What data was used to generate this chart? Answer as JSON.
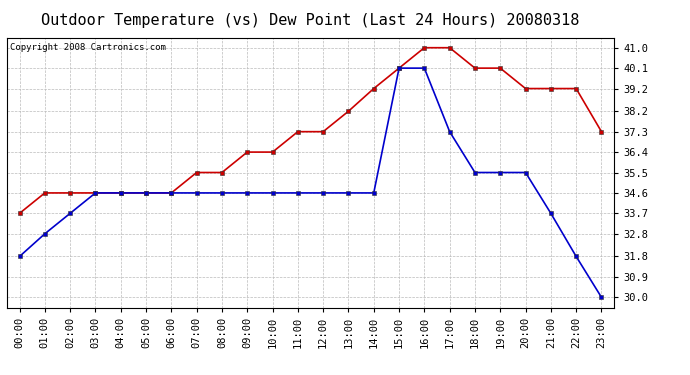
{
  "title": "Outdoor Temperature (vs) Dew Point (Last 24 Hours) 20080318",
  "copyright": "Copyright 2008 Cartronics.com",
  "x_labels": [
    "00:00",
    "01:00",
    "02:00",
    "03:00",
    "04:00",
    "05:00",
    "06:00",
    "07:00",
    "08:00",
    "09:00",
    "10:00",
    "11:00",
    "12:00",
    "13:00",
    "14:00",
    "15:00",
    "16:00",
    "17:00",
    "18:00",
    "19:00",
    "20:00",
    "21:00",
    "22:00",
    "23:00"
  ],
  "temp_red": [
    33.7,
    34.6,
    34.6,
    34.6,
    34.6,
    34.6,
    34.6,
    35.5,
    35.5,
    36.4,
    36.4,
    37.3,
    37.3,
    38.2,
    39.2,
    40.1,
    41.0,
    41.0,
    40.1,
    40.1,
    39.2,
    39.2,
    39.2,
    37.3
  ],
  "dew_blue": [
    31.8,
    32.8,
    33.7,
    34.6,
    34.6,
    34.6,
    34.6,
    34.6,
    34.6,
    34.6,
    34.6,
    34.6,
    34.6,
    34.6,
    34.6,
    40.1,
    40.1,
    37.3,
    35.5,
    35.5,
    35.5,
    33.7,
    31.8,
    30.0
  ],
  "red_color": "#cc0000",
  "blue_color": "#0000cc",
  "bg_color": "#ffffff",
  "grid_color": "#bbbbbb",
  "y_ticks": [
    30.0,
    30.9,
    31.8,
    32.8,
    33.7,
    34.6,
    35.5,
    36.4,
    37.3,
    38.2,
    39.2,
    40.1,
    41.0
  ],
  "ylim": [
    29.55,
    41.45
  ],
  "title_fontsize": 11,
  "tick_fontsize": 7.5,
  "copyright_fontsize": 6.5,
  "marker": "s",
  "marker_size": 2.5,
  "linewidth": 1.2
}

┄┄┄┄┄┄┄┄┄┄

▸ **What to work on**:
Working from the lines above, reproduce the material exactly and exclude its pictures.

▸ **The response**:
What data was used to generate this chart? Answer as JSON.
{
  "title": "Outdoor Temperature (vs) Dew Point (Last 24 Hours) 20080318",
  "copyright": "Copyright 2008 Cartronics.com",
  "x_labels": [
    "00:00",
    "01:00",
    "02:00",
    "03:00",
    "04:00",
    "05:00",
    "06:00",
    "07:00",
    "08:00",
    "09:00",
    "10:00",
    "11:00",
    "12:00",
    "13:00",
    "14:00",
    "15:00",
    "16:00",
    "17:00",
    "18:00",
    "19:00",
    "20:00",
    "21:00",
    "22:00",
    "23:00"
  ],
  "temp_red": [
    33.7,
    34.6,
    34.6,
    34.6,
    34.6,
    34.6,
    34.6,
    35.5,
    35.5,
    36.4,
    36.4,
    37.3,
    37.3,
    38.2,
    39.2,
    40.1,
    41.0,
    41.0,
    40.1,
    40.1,
    39.2,
    39.2,
    39.2,
    37.3
  ],
  "dew_blue": [
    31.8,
    32.8,
    33.7,
    34.6,
    34.6,
    34.6,
    34.6,
    34.6,
    34.6,
    34.6,
    34.6,
    34.6,
    34.6,
    34.6,
    34.6,
    40.1,
    40.1,
    37.3,
    35.5,
    35.5,
    35.5,
    33.7,
    31.8,
    30.0
  ],
  "red_color": "#cc0000",
  "blue_color": "#0000cc",
  "bg_color": "#ffffff",
  "grid_color": "#bbbbbb",
  "y_ticks": [
    30.0,
    30.9,
    31.8,
    32.8,
    33.7,
    34.6,
    35.5,
    36.4,
    37.3,
    38.2,
    39.2,
    40.1,
    41.0
  ],
  "ylim": [
    29.55,
    41.45
  ],
  "title_fontsize": 11,
  "tick_fontsize": 7.5,
  "copyright_fontsize": 6.5,
  "marker": "s",
  "marker_size": 2.5,
  "linewidth": 1.2
}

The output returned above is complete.